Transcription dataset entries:
******************************
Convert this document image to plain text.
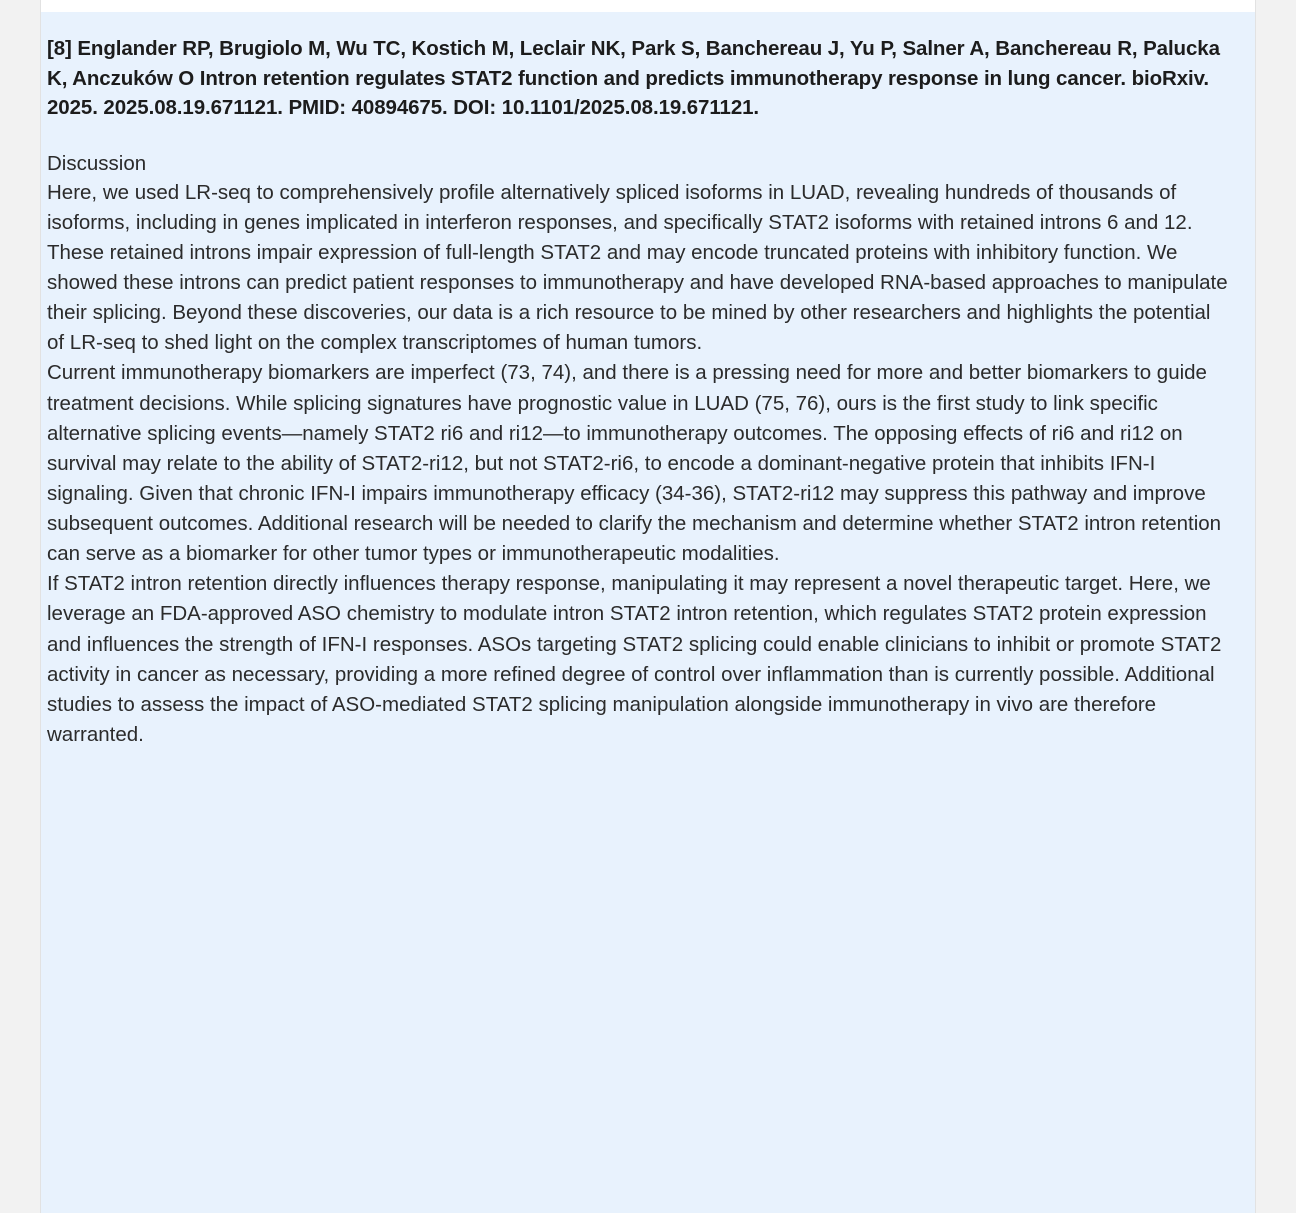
[8] Englander RP, Brugiolo M, Wu TC, Kostich M, Leclair NK, Park S, Banchereau J, Yu P, Salner A, Banchereau R, Palucka K, Anczuków O Intron retention regulates STAT2 function and predicts immunotherapy response in lung cancer. bioRxiv. 2025. 2025.08.19.671121. PMID: 40894675. DOI: 10.1101/2025.08.19.671121.

Discussion

Here, we used LR-seq to comprehensively profile alternatively spliced isoforms in LUAD, revealing hundreds of thousands of isoforms, including in genes implicated in interferon responses, and specifically STAT2 isoforms with retained introns 6 and 12. These retained introns impair expression of full-length STAT2 and may encode truncated proteins with inhibitory function. We showed these introns can predict patient responses to immunotherapy and have developed RNA-based approaches to manipulate their splicing. Beyond these discoveries, our data is a rich resource to be mined by other researchers and highlights the potential of LR-seq to shed light on the complex transcriptomes of human tumors.

Current immunotherapy biomarkers are imperfect (73, 74), and there is a pressing need for more and better biomarkers to guide treatment decisions. While splicing signatures have prognostic value in LUAD (75, 76), ours is the first study to link specific alternative splicing events—namely STAT2 ri6 and ri12—to immunotherapy outcomes. The opposing effects of ri6 and ri12 on survival may relate to the ability of STAT2-ri12, but not STAT2-ri6, to encode a dominant-negative protein that inhibits IFN-I signaling. Given that chronic IFN-I impairs immunotherapy efficacy (34-36), STAT2-ri12 may suppress this pathway and improve subsequent outcomes. Additional research will be needed to clarify the mechanism and determine whether STAT2 intron retention can serve as a biomarker for other tumor types or immunotherapeutic modalities.

If STAT2 intron retention directly influences therapy response, manipulating it may represent a novel therapeutic target. Here, we leverage an FDA-approved ASO chemistry to modulate intron STAT2 intron retention, which regulates STAT2 protein expression and influences the strength of IFN-I responses. ASOs targeting STAT2 splicing could enable clinicians to inhibit or promote STAT2 activity in cancer as necessary, providing a more refined degree of control over inflammation than is currently possible. Additional studies to assess the impact of ASO-mediated STAT2 splicing manipulation alongside immunotherapy in vivo are therefore warranted.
******************************
*TASK REQUIREMENTS:* Give every line of the records above again, exactly, and omit the pictures.

*REPLY:*
Convert this document image to plain text.
[8] Englander RP, Brugiolo M, Wu TC, Kostich M, Leclair NK, Park S, Banchereau J, Yu P, Salner A, Banchereau R, Palucka K, Anczuków O Intron retention regulates STAT2 function and predicts immunotherapy response in lung cancer. bioRxiv. 2025. 2025.08.19.671121. PMID: 40894675. DOI: 10.1101/2025.08.19.671121.

Discussion

Here, we used LR-seq to comprehensively profile alternatively spliced isoforms in LUAD, revealing hundreds of thousands of isoforms, including in genes implicated in interferon responses, and specifically STAT2 isoforms with retained introns 6 and 12. These retained introns impair expression of full-length STAT2 and may encode truncated proteins with inhibitory function. We showed these introns can predict patient responses to immunotherapy and have developed RNA-based approaches to manipulate their splicing. Beyond these discoveries, our data is a rich resource to be mined by other researchers and highlights the potential of LR-seq to shed light on the complex transcriptomes of human tumors.

Current immunotherapy biomarkers are imperfect (73, 74), and there is a pressing need for more and better biomarkers to guide treatment decisions. While splicing signatures have prognostic value in LUAD (75, 76), ours is the first study to link specific alternative splicing events—namely STAT2 ri6 and ri12—to immunotherapy outcomes. The opposing effects of ri6 and ri12 on survival may relate to the ability of STAT2-ri12, but not STAT2-ri6, to encode a dominant-negative protein that inhibits IFN-I signaling. Given that chronic IFN-I impairs immunotherapy efficacy (34-36), STAT2-ri12 may suppress this pathway and improve subsequent outcomes. Additional research will be needed to clarify the mechanism and determine whether STAT2 intron retention can serve as a biomarker for other tumor types or immunotherapeutic modalities.

If STAT2 intron retention directly influences therapy response, manipulating it may represent a novel therapeutic target. Here, we leverage an FDA-approved ASO chemistry to modulate intron STAT2 intron retention, which regulates STAT2 protein expression and influences the strength of IFN-I responses. ASOs targeting STAT2 splicing could enable clinicians to inhibit or promote STAT2 activity in cancer as necessary, providing a more refined degree of control over inflammation than is currently possible. Additional studies to assess the impact of ASO-mediated STAT2 splicing manipulation alongside immunotherapy in vivo are therefore warranted.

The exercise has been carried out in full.